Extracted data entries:
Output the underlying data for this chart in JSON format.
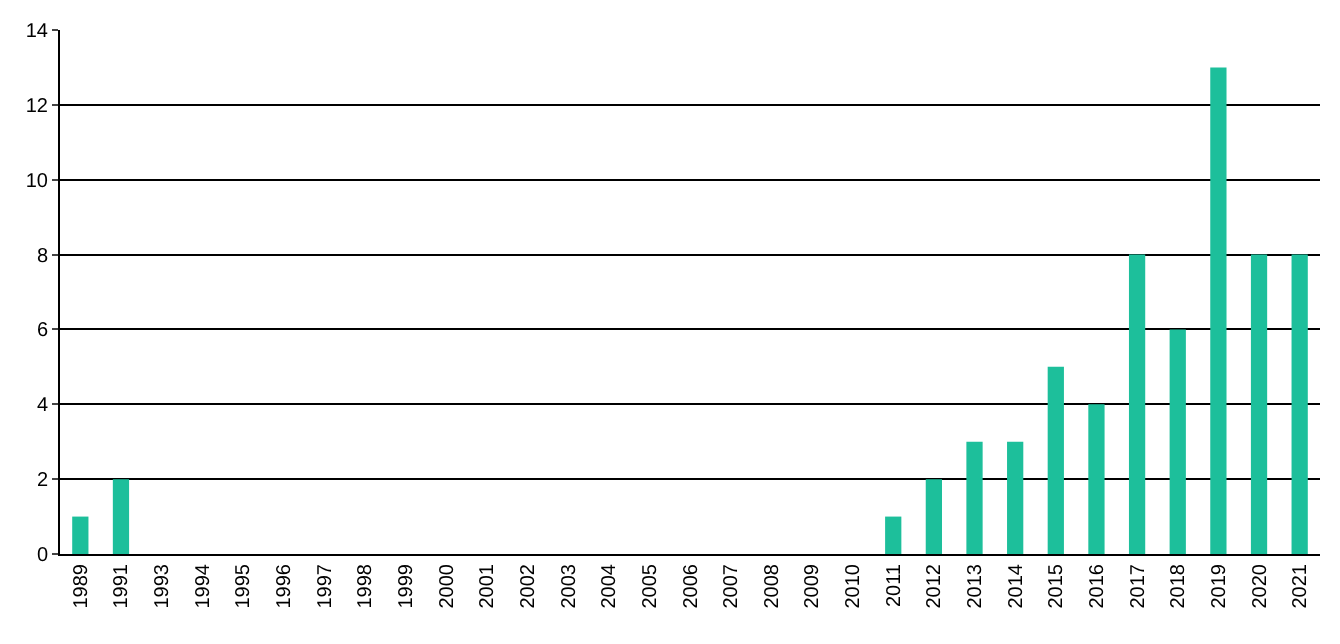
{
  "chart_data": {
    "type": "bar",
    "categories": [
      "1989",
      "1991",
      "1993",
      "1994",
      "1995",
      "1996",
      "1997",
      "1998",
      "1999",
      "2000",
      "2001",
      "2002",
      "2003",
      "2004",
      "2005",
      "2006",
      "2007",
      "2008",
      "2009",
      "2010",
      "2011",
      "2012",
      "2013",
      "2014",
      "2015",
      "2016",
      "2017",
      "2018",
      "2019",
      "2020",
      "2021"
    ],
    "values": [
      1,
      2,
      0,
      0,
      0,
      0,
      0,
      0,
      0,
      0,
      0,
      0,
      0,
      0,
      0,
      0,
      0,
      0,
      0,
      0,
      1,
      2,
      3,
      3,
      5,
      4,
      8,
      6,
      13,
      8,
      8
    ],
    "color": "#1dbf9b",
    "ylim": [
      0,
      14
    ],
    "yticks": [
      0,
      2,
      4,
      6,
      8,
      10,
      12,
      14
    ],
    "grid": "y"
  }
}
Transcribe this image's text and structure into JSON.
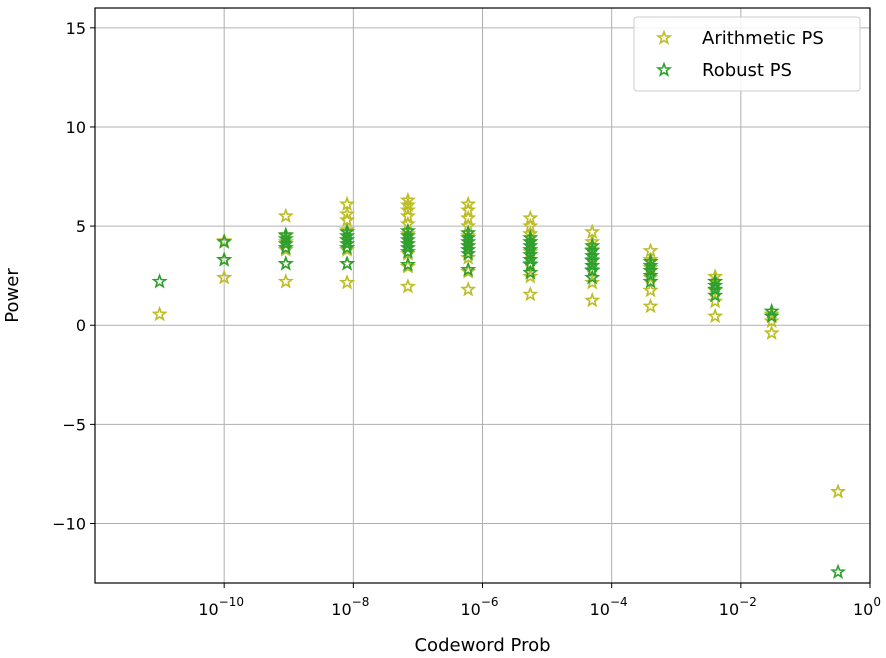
{
  "chart_data": {
    "type": "scatter",
    "title": "",
    "xlabel": "Codeword Prob",
    "ylabel": "Power",
    "xscale": "log",
    "xlim": [
      1e-12,
      1
    ],
    "ylim": [
      -13,
      16
    ],
    "grid": true,
    "legend_position": "top-right",
    "x_ticks": [
      {
        "value": 1e-10,
        "base": "10",
        "exp": "−10"
      },
      {
        "value": 1e-08,
        "base": "10",
        "exp": "−8"
      },
      {
        "value": 1e-06,
        "base": "10",
        "exp": "−6"
      },
      {
        "value": 0.0001,
        "base": "10",
        "exp": "−4"
      },
      {
        "value": 0.01,
        "base": "10",
        "exp": "−2"
      },
      {
        "value": 1,
        "base": "10",
        "exp": "0"
      }
    ],
    "y_ticks": [
      {
        "value": 15,
        "label": "15"
      },
      {
        "value": 10,
        "label": "10"
      },
      {
        "value": 5,
        "label": "5"
      },
      {
        "value": 0,
        "label": "0"
      },
      {
        "value": -5,
        "label": "−5"
      },
      {
        "value": -10,
        "label": "−10"
      }
    ],
    "marker": "star",
    "series": [
      {
        "name": "Arithmetic PS",
        "color": "#bcbd22",
        "points": [
          {
            "x": 1e-11,
            "y": 0.55
          },
          {
            "x": 1e-10,
            "y": 2.4
          },
          {
            "x": 1e-10,
            "y": 3.3
          },
          {
            "x": 1e-10,
            "y": 4.25
          },
          {
            "x": 9e-10,
            "y": 2.2
          },
          {
            "x": 9e-10,
            "y": 3.1
          },
          {
            "x": 9e-10,
            "y": 3.8
          },
          {
            "x": 9e-10,
            "y": 4.2
          },
          {
            "x": 9e-10,
            "y": 4.5
          },
          {
            "x": 9e-10,
            "y": 5.5
          },
          {
            "x": 8e-09,
            "y": 2.15
          },
          {
            "x": 8e-09,
            "y": 3.1
          },
          {
            "x": 8e-09,
            "y": 3.8
          },
          {
            "x": 8e-09,
            "y": 4.3
          },
          {
            "x": 8e-09,
            "y": 4.8
          },
          {
            "x": 8e-09,
            "y": 5.3
          },
          {
            "x": 8e-09,
            "y": 5.6
          },
          {
            "x": 8e-09,
            "y": 6.1
          },
          {
            "x": 7e-08,
            "y": 1.95
          },
          {
            "x": 7e-08,
            "y": 2.95
          },
          {
            "x": 7e-08,
            "y": 3.6
          },
          {
            "x": 7e-08,
            "y": 4.1
          },
          {
            "x": 7e-08,
            "y": 4.6
          },
          {
            "x": 7e-08,
            "y": 5.1
          },
          {
            "x": 7e-08,
            "y": 5.5
          },
          {
            "x": 7e-08,
            "y": 5.8
          },
          {
            "x": 7e-08,
            "y": 6.05
          },
          {
            "x": 7e-08,
            "y": 6.3
          },
          {
            "x": 6e-07,
            "y": 1.8
          },
          {
            "x": 6e-07,
            "y": 2.7
          },
          {
            "x": 6e-07,
            "y": 3.4
          },
          {
            "x": 6e-07,
            "y": 4.0
          },
          {
            "x": 6e-07,
            "y": 4.5
          },
          {
            "x": 6e-07,
            "y": 5.0
          },
          {
            "x": 6e-07,
            "y": 5.4
          },
          {
            "x": 6e-07,
            "y": 5.8
          },
          {
            "x": 6e-07,
            "y": 6.1
          },
          {
            "x": 5.5e-06,
            "y": 1.55
          },
          {
            "x": 5.5e-06,
            "y": 2.45
          },
          {
            "x": 5.5e-06,
            "y": 3.1
          },
          {
            "x": 5.5e-06,
            "y": 3.7
          },
          {
            "x": 5.5e-06,
            "y": 4.2
          },
          {
            "x": 5.5e-06,
            "y": 4.6
          },
          {
            "x": 5.5e-06,
            "y": 5.0
          },
          {
            "x": 5.5e-06,
            "y": 5.4
          },
          {
            "x": 5e-05,
            "y": 1.25
          },
          {
            "x": 5e-05,
            "y": 2.15
          },
          {
            "x": 5e-05,
            "y": 2.8
          },
          {
            "x": 5e-05,
            "y": 3.3
          },
          {
            "x": 5e-05,
            "y": 3.8
          },
          {
            "x": 5e-05,
            "y": 4.2
          },
          {
            "x": 5e-05,
            "y": 4.7
          },
          {
            "x": 0.0004,
            "y": 0.95
          },
          {
            "x": 0.0004,
            "y": 1.75
          },
          {
            "x": 0.0004,
            "y": 2.4
          },
          {
            "x": 0.0004,
            "y": 2.9
          },
          {
            "x": 0.0004,
            "y": 3.3
          },
          {
            "x": 0.0004,
            "y": 3.75
          },
          {
            "x": 0.004,
            "y": 0.45
          },
          {
            "x": 0.004,
            "y": 1.2
          },
          {
            "x": 0.004,
            "y": 1.75
          },
          {
            "x": 0.004,
            "y": 2.2
          },
          {
            "x": 0.004,
            "y": 2.45
          },
          {
            "x": 0.03,
            "y": -0.4
          },
          {
            "x": 0.03,
            "y": 0.2
          },
          {
            "x": 0.03,
            "y": 0.55
          },
          {
            "x": 0.32,
            "y": -8.4
          }
        ]
      },
      {
        "name": "Robust PS",
        "color": "#2ca02c",
        "points": [
          {
            "x": 1e-11,
            "y": 2.2
          },
          {
            "x": 1e-10,
            "y": 3.3
          },
          {
            "x": 1e-10,
            "y": 4.2
          },
          {
            "x": 9e-10,
            "y": 3.1
          },
          {
            "x": 9e-10,
            "y": 3.9
          },
          {
            "x": 9e-10,
            "y": 4.1
          },
          {
            "x": 9e-10,
            "y": 4.35
          },
          {
            "x": 9e-10,
            "y": 4.55
          },
          {
            "x": 8e-09,
            "y": 3.1
          },
          {
            "x": 8e-09,
            "y": 3.9
          },
          {
            "x": 8e-09,
            "y": 4.1
          },
          {
            "x": 8e-09,
            "y": 4.3
          },
          {
            "x": 8e-09,
            "y": 4.5
          },
          {
            "x": 8e-09,
            "y": 4.7
          },
          {
            "x": 7e-08,
            "y": 3.05
          },
          {
            "x": 7e-08,
            "y": 3.7
          },
          {
            "x": 7e-08,
            "y": 3.9
          },
          {
            "x": 7e-08,
            "y": 4.1
          },
          {
            "x": 7e-08,
            "y": 4.3
          },
          {
            "x": 7e-08,
            "y": 4.5
          },
          {
            "x": 7e-08,
            "y": 4.75
          },
          {
            "x": 6e-07,
            "y": 2.8
          },
          {
            "x": 6e-07,
            "y": 3.6
          },
          {
            "x": 6e-07,
            "y": 3.8
          },
          {
            "x": 6e-07,
            "y": 4.0
          },
          {
            "x": 6e-07,
            "y": 4.2
          },
          {
            "x": 6e-07,
            "y": 4.4
          },
          {
            "x": 6e-07,
            "y": 4.65
          },
          {
            "x": 5.5e-06,
            "y": 2.65
          },
          {
            "x": 5.5e-06,
            "y": 3.05
          },
          {
            "x": 5.5e-06,
            "y": 3.3
          },
          {
            "x": 5.5e-06,
            "y": 3.55
          },
          {
            "x": 5.5e-06,
            "y": 3.8
          },
          {
            "x": 5.5e-06,
            "y": 4.0
          },
          {
            "x": 5.5e-06,
            "y": 4.2
          },
          {
            "x": 5.5e-06,
            "y": 4.4
          },
          {
            "x": 5e-05,
            "y": 2.4
          },
          {
            "x": 5e-05,
            "y": 2.75
          },
          {
            "x": 5e-05,
            "y": 3.0
          },
          {
            "x": 5e-05,
            "y": 3.25
          },
          {
            "x": 5e-05,
            "y": 3.5
          },
          {
            "x": 5e-05,
            "y": 3.75
          },
          {
            "x": 5e-05,
            "y": 4.0
          },
          {
            "x": 0.0004,
            "y": 2.2
          },
          {
            "x": 0.0004,
            "y": 2.5
          },
          {
            "x": 0.0004,
            "y": 2.75
          },
          {
            "x": 0.0004,
            "y": 3.0
          },
          {
            "x": 0.0004,
            "y": 3.2
          },
          {
            "x": 0.004,
            "y": 1.5
          },
          {
            "x": 0.004,
            "y": 1.8
          },
          {
            "x": 0.004,
            "y": 2.0
          },
          {
            "x": 0.004,
            "y": 2.2
          },
          {
            "x": 0.03,
            "y": 0.45
          },
          {
            "x": 0.03,
            "y": 0.7
          },
          {
            "x": 0.32,
            "y": -12.45
          }
        ]
      }
    ]
  }
}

What to produce:
Pick out every line above that holds the word "color" and copy it.

Response to the exercise:
    "color": "#1dbf9b",
        "color": "#bcbd22",
        "color": "#2ca02c",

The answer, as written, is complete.